Task material:
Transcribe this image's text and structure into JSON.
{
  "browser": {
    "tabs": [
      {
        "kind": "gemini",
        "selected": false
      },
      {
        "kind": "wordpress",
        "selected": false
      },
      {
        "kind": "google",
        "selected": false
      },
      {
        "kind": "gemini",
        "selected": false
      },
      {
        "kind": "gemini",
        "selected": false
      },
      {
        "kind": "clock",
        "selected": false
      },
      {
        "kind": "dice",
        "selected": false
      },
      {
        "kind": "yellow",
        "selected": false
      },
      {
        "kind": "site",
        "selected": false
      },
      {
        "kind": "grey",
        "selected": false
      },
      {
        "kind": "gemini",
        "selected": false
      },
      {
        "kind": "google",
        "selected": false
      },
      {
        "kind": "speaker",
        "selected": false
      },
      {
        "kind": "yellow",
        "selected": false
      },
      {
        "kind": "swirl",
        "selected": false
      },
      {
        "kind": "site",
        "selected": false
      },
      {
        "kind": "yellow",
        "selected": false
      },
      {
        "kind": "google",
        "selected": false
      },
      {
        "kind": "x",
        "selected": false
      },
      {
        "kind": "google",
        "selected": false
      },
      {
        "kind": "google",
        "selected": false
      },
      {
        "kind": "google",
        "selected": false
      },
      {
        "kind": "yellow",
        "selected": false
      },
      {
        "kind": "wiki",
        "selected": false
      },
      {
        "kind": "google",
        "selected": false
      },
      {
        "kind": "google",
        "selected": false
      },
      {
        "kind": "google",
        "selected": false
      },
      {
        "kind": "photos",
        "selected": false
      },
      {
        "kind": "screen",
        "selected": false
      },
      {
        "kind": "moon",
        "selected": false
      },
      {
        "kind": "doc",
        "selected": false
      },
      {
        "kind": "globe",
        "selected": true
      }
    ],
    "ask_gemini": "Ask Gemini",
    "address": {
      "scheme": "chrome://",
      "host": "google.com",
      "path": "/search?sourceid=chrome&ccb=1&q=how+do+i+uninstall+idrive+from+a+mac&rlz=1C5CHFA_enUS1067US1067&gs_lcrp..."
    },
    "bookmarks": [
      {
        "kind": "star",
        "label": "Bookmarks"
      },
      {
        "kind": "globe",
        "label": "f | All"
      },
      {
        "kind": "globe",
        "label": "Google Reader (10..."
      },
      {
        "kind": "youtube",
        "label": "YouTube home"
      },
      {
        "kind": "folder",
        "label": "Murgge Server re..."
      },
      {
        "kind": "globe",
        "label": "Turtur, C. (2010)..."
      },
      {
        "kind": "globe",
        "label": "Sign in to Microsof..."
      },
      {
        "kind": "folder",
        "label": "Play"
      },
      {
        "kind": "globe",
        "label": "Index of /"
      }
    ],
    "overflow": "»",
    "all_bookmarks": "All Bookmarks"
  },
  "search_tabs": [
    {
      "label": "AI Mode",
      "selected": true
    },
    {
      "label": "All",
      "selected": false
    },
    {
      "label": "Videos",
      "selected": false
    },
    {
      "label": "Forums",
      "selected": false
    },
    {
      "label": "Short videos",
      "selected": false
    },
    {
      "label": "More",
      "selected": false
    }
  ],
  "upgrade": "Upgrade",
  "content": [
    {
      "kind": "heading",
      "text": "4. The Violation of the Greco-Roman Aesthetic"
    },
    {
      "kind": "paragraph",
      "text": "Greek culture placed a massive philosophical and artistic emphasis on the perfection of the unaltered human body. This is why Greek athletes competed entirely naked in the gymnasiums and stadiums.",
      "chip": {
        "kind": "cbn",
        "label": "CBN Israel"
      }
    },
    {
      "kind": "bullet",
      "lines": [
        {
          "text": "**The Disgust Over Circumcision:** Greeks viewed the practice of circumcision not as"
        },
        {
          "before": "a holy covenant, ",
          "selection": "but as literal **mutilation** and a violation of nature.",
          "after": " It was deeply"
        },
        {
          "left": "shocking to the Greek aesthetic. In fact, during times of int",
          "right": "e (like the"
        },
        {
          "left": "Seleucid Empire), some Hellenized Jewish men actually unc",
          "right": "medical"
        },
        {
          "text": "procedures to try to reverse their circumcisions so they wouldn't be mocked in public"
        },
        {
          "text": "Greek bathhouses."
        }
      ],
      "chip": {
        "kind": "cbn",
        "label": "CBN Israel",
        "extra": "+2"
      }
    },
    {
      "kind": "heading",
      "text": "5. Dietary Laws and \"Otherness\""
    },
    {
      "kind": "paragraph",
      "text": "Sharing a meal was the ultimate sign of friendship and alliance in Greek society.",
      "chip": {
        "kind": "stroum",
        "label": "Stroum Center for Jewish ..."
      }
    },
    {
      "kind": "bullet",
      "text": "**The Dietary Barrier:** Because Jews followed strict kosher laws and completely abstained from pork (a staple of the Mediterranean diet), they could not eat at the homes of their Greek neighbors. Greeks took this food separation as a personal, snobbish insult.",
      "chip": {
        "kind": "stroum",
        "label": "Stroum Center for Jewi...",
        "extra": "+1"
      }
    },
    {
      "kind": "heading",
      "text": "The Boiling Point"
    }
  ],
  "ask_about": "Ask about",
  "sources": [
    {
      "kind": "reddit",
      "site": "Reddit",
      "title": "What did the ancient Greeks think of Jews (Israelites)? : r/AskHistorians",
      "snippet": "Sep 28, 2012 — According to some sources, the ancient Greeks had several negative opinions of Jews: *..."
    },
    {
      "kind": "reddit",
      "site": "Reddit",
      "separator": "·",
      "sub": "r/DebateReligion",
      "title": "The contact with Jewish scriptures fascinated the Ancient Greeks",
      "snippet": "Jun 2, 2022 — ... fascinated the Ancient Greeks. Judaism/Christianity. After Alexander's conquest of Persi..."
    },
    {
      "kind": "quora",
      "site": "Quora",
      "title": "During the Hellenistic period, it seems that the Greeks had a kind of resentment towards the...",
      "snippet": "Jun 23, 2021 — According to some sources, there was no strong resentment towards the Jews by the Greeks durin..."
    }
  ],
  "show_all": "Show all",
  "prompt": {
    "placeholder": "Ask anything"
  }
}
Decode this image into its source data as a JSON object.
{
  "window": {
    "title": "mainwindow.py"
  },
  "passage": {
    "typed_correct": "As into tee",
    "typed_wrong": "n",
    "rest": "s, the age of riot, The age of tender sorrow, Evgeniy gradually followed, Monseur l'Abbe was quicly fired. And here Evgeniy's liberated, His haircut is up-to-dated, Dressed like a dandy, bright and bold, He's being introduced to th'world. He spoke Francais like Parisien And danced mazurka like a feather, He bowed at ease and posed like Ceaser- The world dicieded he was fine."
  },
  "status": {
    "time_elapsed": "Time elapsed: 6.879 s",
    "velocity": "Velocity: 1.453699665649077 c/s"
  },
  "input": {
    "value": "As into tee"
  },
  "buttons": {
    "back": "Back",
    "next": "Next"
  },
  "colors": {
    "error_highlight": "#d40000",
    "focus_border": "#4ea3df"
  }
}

What you will do:
Look above for lines with the word "Jewish" and copy them all.

Finished answer:
          "left": "Seleucid Empire), some Hellenized Jewish men actually unc",
        "label": "Stroum Center for Jewish ..."
      "title": "The contact with Jewish scriptures fascinated the Ancient Greeks",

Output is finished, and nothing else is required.